What you are asked to do: Restate the listing that follows word for word, without its pictures.

(Data entries for graphics)
***

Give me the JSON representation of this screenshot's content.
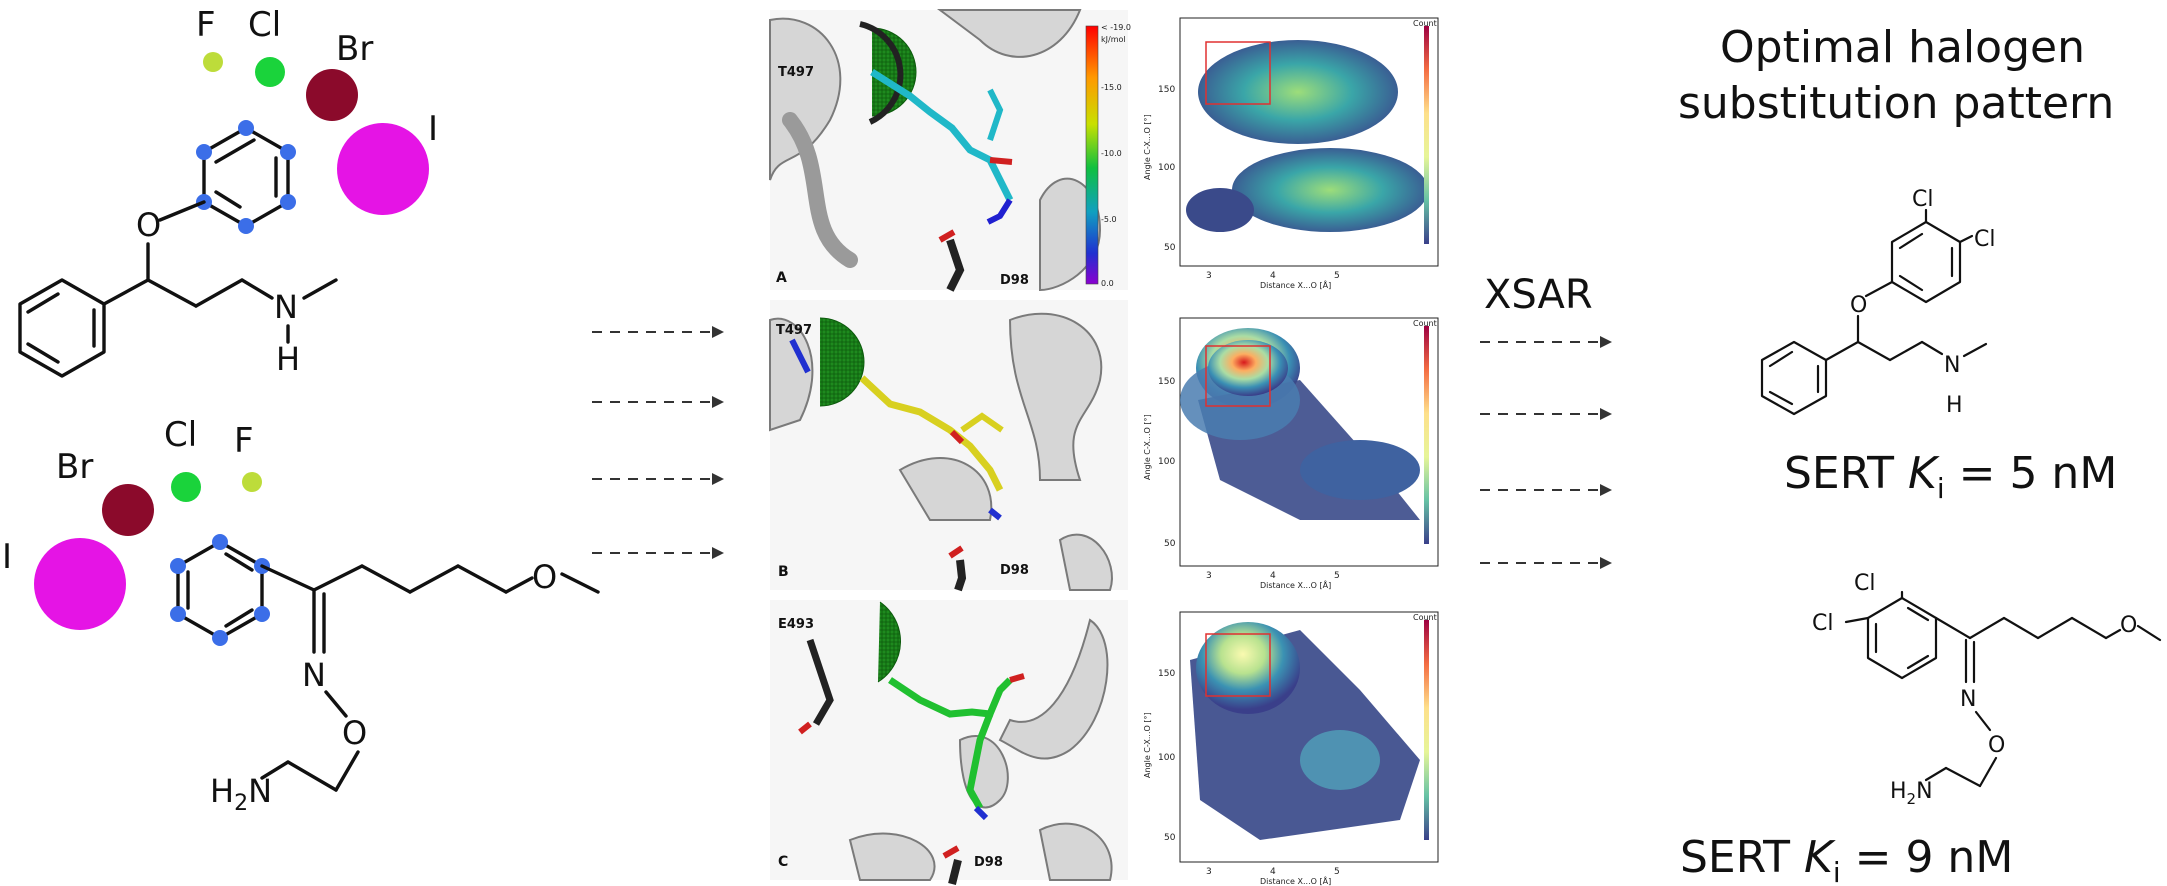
{
  "left_top": {
    "halogens": [
      "F",
      "Cl",
      "Br",
      "I"
    ],
    "atoms": [
      "O",
      "N",
      "H"
    ]
  },
  "left_bottom": {
    "halogens": [
      "Br",
      "Cl",
      "F",
      "I"
    ],
    "atoms": [
      "O",
      "N",
      "O"
    ],
    "amine_H": "H",
    "amine_sub": "2",
    "amine_N": "N"
  },
  "panels": {
    "labels": [
      "A",
      "B",
      "C"
    ],
    "residues_top": [
      "T497",
      "T497",
      "E493"
    ],
    "residues_bottom": [
      "D98",
      "D98",
      "D98"
    ],
    "colorbar_ticks": [
      "< -19.0\nkJ/mol",
      "-15.0",
      "-10.0",
      "-5.0",
      "0.0"
    ],
    "colorbar_top": "< -19.0",
    "colorbar_unit": "kJ/mol"
  },
  "hexplots": {
    "xlabel": "Distance X...O [Å]",
    "ylabel": "Angle C-X...O [°]",
    "x_ticks": [
      "3",
      "4",
      "5"
    ],
    "y_ticks": [
      "150",
      "100",
      "50"
    ],
    "legend_title": "Count"
  },
  "xsar_label": "XSAR",
  "title_line1": "Optimal halogen",
  "title_line2": "substitution pattern",
  "right_top": {
    "cl1": "Cl",
    "cl2": "Cl",
    "o": "O",
    "n": "N",
    "h": "H",
    "ki_prefix": "SERT ",
    "ki_symbol": "K",
    "ki_sub": "i",
    "ki_value": " = 5 nM"
  },
  "right_bottom": {
    "cl1": "Cl",
    "cl2": "Cl",
    "o1": "O",
    "n": "N",
    "o2": "O",
    "h2n_H": "H",
    "h2n_sub": "2",
    "h2n_N": "N",
    "ki_prefix": "SERT ",
    "ki_symbol": "K",
    "ki_sub": "i",
    "ki_value": " = 9 nM"
  },
  "colors": {
    "F": "#bddc3a",
    "Cl": "#1ad33b",
    "Br": "#8b0a2b",
    "I": "#e514e5",
    "ring_atom": "#3b6ee8"
  }
}
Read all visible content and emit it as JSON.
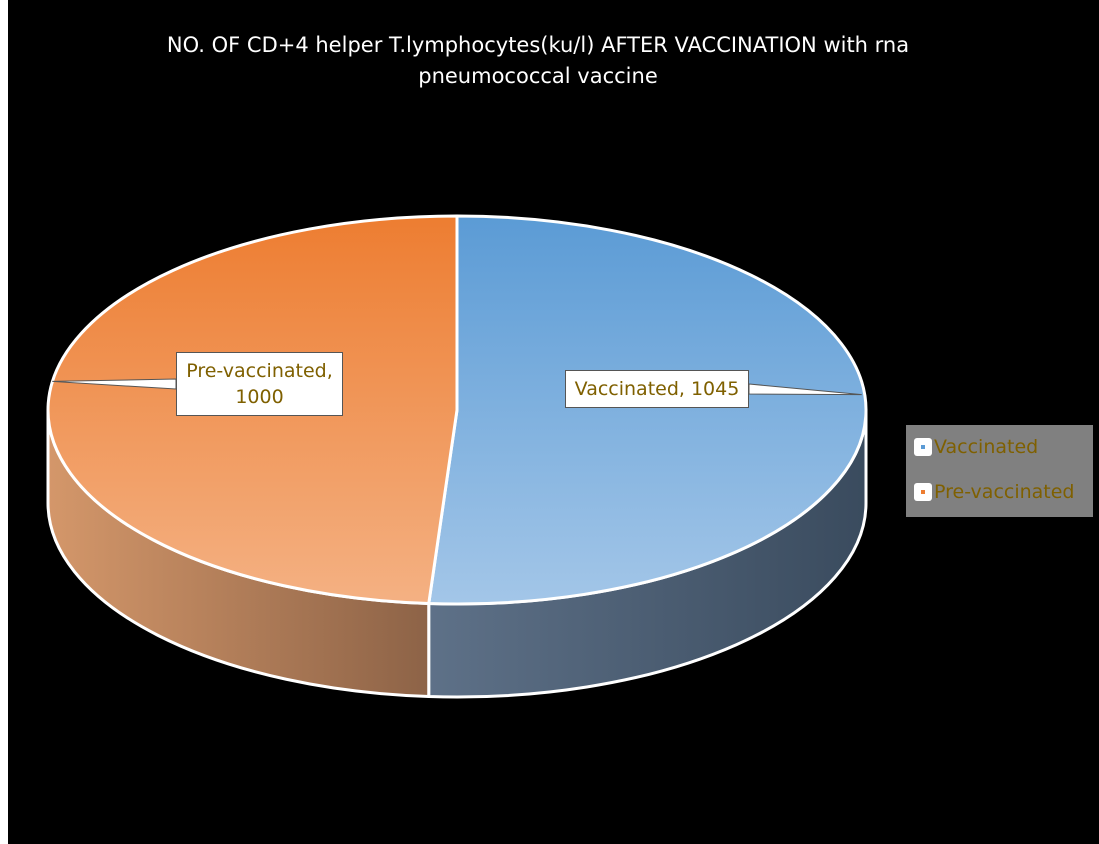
{
  "chart_data": {
    "type": "pie",
    "title": "NO. OF CD+4 helper T.lymphocytes(ku/l) AFTER VACCINATION with rna pneumococcal vaccine",
    "categories": [
      "Vaccinated",
      "Pre-vaccinated"
    ],
    "values": [
      1045,
      1000
    ],
    "value_labels": [
      "Vaccinated, 1045",
      "Pre-vaccinated, 1000"
    ],
    "colors": [
      "#5b9bd5",
      "#ed7d31"
    ],
    "legend": "right"
  }
}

***

Correct response:
Give me the JSON representation of this screenshot's content.
{
  "left_top": {
    "halogens": [
      "F",
      "Cl",
      "Br",
      "I"
    ],
    "atoms": [
      "O",
      "N",
      "H"
    ]
  },
  "left_bottom": {
    "halogens": [
      "Br",
      "Cl",
      "F",
      "I"
    ],
    "atoms": [
      "O",
      "N",
      "O"
    ],
    "amine_H": "H",
    "amine_sub": "2",
    "amine_N": "N"
  },
  "panels": {
    "labels": [
      "A",
      "B",
      "C"
    ],
    "residues_top": [
      "T497",
      "T497",
      "E493"
    ],
    "residues_bottom": [
      "D98",
      "D98",
      "D98"
    ],
    "colorbar_ticks": [
      "< -19.0\nkJ/mol",
      "-15.0",
      "-10.0",
      "-5.0",
      "0.0"
    ],
    "colorbar_top": "< -19.0",
    "colorbar_unit": "kJ/mol"
  },
  "hexplots": {
    "xlabel": "Distance X...O [Å]",
    "ylabel": "Angle C-X...O [°]",
    "x_ticks": [
      "3",
      "4",
      "5"
    ],
    "y_ticks": [
      "150",
      "100",
      "50"
    ],
    "legend_title": "Count"
  },
  "xsar_label": "XSAR",
  "title_line1": "Optimal halogen",
  "title_line2": "substitution pattern",
  "right_top": {
    "cl1": "Cl",
    "cl2": "Cl",
    "o": "O",
    "n": "N",
    "h": "H",
    "ki_prefix": "SERT ",
    "ki_symbol": "K",
    "ki_sub": "i",
    "ki_value": " = 5 nM"
  },
  "right_bottom": {
    "cl1": "Cl",
    "cl2": "Cl",
    "o1": "O",
    "n": "N",
    "o2": "O",
    "h2n_H": "H",
    "h2n_sub": "2",
    "h2n_N": "N",
    "ki_prefix": "SERT ",
    "ki_symbol": "K",
    "ki_sub": "i",
    "ki_value": " = 9 nM"
  },
  "colors": {
    "F": "#bddc3a",
    "Cl": "#1ad33b",
    "Br": "#8b0a2b",
    "I": "#e514e5",
    "ring_atom": "#3b6ee8"
  }
}
Read all visible content and emit it as JSON.
{
  "chart_data": {
    "type": "pie",
    "title": "NO. OF CD+4 helper T.lymphocytes(ku/l) AFTER VACCINATION with rna pneumococcal vaccine",
    "categories": [
      "Vaccinated",
      "Pre-vaccinated"
    ],
    "values": [
      1045,
      1000
    ],
    "value_labels": [
      "Vaccinated, 1045",
      "Pre-vaccinated, 1000"
    ],
    "colors": [
      "#5b9bd5",
      "#ed7d31"
    ],
    "legend": "right"
  }
}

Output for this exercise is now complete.